━━━ PROVIDED RECORDS

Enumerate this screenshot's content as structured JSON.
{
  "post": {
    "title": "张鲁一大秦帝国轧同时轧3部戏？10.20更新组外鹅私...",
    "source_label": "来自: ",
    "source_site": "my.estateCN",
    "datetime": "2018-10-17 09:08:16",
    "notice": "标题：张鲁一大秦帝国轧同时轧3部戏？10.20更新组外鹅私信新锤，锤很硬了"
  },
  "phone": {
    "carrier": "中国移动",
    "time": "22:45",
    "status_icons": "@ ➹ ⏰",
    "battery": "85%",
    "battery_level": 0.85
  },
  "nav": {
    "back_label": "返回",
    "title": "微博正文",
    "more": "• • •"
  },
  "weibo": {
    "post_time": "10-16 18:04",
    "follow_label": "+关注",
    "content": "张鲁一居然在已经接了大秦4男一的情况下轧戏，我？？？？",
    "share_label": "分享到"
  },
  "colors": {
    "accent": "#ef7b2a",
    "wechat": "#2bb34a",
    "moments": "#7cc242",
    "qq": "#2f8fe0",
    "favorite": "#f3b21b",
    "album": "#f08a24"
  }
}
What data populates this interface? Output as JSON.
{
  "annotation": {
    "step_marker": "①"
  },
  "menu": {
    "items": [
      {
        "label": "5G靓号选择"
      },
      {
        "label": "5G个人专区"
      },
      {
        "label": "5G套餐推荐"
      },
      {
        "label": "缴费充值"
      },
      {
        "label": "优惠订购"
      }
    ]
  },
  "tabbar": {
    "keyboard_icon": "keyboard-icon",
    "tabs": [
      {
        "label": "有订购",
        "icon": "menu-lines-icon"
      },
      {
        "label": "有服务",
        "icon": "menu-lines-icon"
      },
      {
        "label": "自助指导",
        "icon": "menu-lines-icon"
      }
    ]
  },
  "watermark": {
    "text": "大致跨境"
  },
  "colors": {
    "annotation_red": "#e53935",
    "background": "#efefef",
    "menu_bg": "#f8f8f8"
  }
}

━━━━━━

- TO DO
Report only the number of lines in the data above that contain "title".

- WRITTEN ANSWER
2